**Directive:**
Output the material below in full, exactly as it is.
-- START --
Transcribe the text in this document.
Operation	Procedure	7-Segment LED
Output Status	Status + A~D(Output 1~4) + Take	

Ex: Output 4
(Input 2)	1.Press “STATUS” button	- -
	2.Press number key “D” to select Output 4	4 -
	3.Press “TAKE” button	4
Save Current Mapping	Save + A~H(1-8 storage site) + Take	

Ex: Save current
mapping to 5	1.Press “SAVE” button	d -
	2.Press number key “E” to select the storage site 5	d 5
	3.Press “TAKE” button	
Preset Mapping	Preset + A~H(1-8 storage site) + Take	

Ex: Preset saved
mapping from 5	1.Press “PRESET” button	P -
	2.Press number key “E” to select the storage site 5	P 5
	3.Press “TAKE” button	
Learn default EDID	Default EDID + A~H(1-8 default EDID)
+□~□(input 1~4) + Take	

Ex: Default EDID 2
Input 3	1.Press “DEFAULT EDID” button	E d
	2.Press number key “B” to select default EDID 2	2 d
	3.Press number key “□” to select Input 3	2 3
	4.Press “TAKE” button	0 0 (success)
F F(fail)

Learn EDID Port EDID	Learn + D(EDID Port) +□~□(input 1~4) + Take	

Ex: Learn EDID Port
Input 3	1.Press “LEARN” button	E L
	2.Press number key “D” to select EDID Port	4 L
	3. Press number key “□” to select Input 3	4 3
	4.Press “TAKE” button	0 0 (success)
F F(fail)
-- END --
**Answer to the exercise:**
Transcribe the text in this document.
Operation	Procedure	7-Segment LED
Output Status	Status + A~D(Output 1~4) + Take	

Ex: Output 4
(Input 2)	1.Press “STATUS” button	- -
	2.Press number key “D” to select Output 4	4 -
	3.Press “TAKE” button	4
Save Current Mapping	Save + A~H(1-8 storage site) + Take	

Ex: Save current
mapping to 5	1.Press “SAVE” button	d -
	2.Press number key “E” to select the storage site 5	d 5
	3.Press “TAKE” button	
Preset Mapping	Preset + A~H(1-8 storage site) + Take	

Ex: Preset saved
mapping from 5	1.Press “PRESET” button	P -
	2.Press number key “E” to select the storage site 5	P 5
	3.Press “TAKE” button	
Learn default EDID	Default EDID + A~H(1-8 default EDID)
+□~□(input 1~4) + Take	

Ex: Default EDID 2
Input 3	1.Press “DEFAULT EDID” button	E d
	2.Press number key “B” to select default EDID 2	2 d
	3.Press number key “□” to select Input 3	2 3
	4.Press “TAKE” button	0 0 (success)
F F(fail)

Learn EDID Port EDID	Learn + D(EDID Port) +□~□(input 1~4) + Take	

Ex: Learn EDID Port
Input 3	1.Press “LEARN” button	E L
	2.Press number key “D” to select EDID Port	4 L
	3. Press number key “□” to select Input 3	4 3
	4.Press “TAKE” button	0 0 (success)
F F(fail)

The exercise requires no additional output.